**Job**
What is the number of lines in these entries that include "name"? Write that number and no other text.

[Records from a data source]
● ● ●

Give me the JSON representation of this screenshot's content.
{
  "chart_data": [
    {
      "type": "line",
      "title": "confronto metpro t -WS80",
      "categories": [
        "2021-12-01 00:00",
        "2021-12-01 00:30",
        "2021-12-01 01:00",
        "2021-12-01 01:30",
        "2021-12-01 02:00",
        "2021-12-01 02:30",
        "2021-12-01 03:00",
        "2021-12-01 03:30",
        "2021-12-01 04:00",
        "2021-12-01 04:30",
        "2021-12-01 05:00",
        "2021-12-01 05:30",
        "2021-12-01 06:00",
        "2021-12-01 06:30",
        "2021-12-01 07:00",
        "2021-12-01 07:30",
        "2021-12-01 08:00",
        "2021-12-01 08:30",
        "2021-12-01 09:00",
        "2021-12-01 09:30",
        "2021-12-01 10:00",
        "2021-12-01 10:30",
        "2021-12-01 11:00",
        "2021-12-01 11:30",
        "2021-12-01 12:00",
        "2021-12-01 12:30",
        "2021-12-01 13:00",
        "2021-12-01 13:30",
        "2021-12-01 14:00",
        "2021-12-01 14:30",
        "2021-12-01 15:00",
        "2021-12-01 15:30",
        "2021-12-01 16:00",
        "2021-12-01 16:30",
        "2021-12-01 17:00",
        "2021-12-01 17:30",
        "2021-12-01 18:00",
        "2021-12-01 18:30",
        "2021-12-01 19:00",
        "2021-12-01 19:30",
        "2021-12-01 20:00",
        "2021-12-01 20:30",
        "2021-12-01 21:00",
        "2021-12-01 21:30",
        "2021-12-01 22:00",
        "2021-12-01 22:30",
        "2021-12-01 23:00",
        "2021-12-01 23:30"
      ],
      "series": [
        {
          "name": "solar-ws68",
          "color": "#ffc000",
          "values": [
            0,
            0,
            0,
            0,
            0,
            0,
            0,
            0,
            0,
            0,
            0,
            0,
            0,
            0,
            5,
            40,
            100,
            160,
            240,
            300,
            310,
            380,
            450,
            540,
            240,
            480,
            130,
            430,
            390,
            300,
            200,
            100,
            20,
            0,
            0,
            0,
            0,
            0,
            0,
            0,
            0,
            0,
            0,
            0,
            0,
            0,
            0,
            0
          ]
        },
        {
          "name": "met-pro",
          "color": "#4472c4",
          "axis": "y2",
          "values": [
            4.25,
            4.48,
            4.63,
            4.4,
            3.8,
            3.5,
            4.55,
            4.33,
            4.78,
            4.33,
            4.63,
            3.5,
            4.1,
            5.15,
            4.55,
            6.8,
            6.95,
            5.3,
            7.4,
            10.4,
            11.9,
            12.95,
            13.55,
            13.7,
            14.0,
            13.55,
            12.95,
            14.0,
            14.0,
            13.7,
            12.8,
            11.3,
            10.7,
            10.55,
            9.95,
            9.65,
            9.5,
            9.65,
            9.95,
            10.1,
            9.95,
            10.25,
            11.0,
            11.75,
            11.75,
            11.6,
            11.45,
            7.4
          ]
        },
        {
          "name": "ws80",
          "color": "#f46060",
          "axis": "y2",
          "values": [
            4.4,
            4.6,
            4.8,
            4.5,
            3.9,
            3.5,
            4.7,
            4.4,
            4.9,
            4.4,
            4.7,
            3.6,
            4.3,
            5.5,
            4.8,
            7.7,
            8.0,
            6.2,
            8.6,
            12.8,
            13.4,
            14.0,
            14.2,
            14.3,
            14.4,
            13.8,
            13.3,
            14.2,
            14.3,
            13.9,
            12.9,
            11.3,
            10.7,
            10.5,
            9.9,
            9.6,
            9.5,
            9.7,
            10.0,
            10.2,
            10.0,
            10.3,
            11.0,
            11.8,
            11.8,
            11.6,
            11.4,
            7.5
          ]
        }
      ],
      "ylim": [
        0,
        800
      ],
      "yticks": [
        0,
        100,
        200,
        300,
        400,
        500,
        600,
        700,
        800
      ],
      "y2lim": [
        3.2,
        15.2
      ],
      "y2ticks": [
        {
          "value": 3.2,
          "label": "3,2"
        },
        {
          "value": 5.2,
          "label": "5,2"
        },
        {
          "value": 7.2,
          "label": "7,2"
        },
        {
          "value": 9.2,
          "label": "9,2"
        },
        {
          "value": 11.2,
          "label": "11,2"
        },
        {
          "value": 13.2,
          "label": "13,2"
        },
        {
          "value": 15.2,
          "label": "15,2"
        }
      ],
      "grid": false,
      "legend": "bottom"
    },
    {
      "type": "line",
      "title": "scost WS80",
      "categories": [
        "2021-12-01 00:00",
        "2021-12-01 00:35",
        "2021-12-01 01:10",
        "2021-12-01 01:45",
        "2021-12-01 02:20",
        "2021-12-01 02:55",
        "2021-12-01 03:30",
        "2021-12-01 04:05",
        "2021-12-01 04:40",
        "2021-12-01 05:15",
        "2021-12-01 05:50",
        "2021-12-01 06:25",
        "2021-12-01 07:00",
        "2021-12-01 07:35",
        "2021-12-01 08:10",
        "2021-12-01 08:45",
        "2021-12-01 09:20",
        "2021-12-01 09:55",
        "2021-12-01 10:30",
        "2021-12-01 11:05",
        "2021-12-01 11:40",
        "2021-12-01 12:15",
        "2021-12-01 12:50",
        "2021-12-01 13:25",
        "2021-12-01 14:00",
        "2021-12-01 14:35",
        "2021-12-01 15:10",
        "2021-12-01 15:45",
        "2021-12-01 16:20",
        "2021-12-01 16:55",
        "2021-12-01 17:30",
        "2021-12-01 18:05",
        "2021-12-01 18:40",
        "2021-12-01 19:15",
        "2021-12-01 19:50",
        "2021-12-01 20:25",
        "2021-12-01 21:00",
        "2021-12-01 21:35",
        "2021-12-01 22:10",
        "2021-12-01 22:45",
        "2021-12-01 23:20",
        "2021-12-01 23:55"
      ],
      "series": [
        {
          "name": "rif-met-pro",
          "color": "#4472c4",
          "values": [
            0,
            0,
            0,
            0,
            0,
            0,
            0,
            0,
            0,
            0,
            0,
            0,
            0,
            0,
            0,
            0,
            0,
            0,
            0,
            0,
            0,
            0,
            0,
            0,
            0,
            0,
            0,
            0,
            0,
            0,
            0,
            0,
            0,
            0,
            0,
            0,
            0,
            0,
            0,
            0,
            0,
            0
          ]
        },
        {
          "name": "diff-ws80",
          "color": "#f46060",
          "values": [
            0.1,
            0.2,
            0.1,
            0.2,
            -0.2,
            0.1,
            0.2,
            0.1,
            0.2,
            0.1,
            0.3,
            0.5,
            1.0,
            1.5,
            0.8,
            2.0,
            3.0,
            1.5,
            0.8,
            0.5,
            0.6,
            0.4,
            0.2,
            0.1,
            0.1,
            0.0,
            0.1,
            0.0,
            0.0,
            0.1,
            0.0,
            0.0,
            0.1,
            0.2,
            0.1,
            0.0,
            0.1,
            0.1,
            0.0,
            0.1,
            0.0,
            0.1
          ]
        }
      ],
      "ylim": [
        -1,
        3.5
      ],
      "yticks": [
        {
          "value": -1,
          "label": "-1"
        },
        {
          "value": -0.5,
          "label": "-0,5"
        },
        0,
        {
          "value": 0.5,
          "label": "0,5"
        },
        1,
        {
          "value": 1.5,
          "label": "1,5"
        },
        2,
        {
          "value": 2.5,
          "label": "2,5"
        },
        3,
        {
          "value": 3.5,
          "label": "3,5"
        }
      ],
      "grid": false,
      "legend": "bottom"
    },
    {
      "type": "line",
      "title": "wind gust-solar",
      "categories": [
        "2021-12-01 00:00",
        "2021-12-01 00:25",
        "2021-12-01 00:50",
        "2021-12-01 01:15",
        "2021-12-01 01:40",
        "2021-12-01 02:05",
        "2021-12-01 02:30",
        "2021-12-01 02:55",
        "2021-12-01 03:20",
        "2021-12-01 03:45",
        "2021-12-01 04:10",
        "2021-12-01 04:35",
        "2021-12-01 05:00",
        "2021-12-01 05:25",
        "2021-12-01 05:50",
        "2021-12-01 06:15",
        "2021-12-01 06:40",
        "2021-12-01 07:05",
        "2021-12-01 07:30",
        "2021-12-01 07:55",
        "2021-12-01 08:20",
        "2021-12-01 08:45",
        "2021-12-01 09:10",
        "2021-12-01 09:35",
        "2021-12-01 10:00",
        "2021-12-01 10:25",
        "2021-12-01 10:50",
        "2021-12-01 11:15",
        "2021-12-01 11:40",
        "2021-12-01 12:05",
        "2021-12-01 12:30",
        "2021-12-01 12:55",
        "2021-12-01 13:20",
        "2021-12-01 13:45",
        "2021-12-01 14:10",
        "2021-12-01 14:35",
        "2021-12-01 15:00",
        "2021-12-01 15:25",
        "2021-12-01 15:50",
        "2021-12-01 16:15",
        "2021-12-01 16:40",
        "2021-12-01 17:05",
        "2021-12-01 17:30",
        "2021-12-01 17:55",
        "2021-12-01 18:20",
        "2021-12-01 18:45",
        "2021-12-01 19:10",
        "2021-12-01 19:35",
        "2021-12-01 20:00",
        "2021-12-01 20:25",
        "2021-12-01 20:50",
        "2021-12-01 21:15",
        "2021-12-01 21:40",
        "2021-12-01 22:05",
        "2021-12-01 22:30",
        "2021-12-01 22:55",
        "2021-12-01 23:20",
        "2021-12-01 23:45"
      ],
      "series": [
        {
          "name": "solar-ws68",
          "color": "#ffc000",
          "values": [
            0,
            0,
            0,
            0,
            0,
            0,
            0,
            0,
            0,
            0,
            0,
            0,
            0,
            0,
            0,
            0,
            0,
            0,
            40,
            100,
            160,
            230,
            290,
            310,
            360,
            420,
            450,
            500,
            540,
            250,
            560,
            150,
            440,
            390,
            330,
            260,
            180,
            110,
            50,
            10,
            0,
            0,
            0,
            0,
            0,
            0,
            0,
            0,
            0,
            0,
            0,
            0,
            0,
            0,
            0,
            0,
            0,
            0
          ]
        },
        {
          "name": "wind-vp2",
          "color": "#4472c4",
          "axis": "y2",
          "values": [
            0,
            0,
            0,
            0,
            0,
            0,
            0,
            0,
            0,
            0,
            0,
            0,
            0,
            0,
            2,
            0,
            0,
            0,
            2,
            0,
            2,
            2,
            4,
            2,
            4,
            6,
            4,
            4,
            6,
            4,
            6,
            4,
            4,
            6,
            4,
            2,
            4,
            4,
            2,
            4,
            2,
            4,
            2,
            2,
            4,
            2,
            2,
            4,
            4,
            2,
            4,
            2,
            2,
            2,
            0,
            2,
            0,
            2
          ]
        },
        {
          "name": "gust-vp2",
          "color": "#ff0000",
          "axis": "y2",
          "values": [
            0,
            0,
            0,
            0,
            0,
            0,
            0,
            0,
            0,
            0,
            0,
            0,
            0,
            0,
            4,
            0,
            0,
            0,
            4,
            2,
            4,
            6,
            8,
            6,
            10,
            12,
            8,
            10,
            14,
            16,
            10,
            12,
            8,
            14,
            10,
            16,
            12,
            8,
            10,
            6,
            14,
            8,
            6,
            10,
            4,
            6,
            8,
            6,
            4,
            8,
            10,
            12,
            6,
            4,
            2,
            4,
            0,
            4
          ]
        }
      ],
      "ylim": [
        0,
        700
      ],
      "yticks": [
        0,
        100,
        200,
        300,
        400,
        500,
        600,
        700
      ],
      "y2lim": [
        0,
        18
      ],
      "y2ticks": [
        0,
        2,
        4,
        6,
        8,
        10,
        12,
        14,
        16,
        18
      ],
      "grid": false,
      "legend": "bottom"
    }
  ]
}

● ● ●

**Reply to the exercise**
8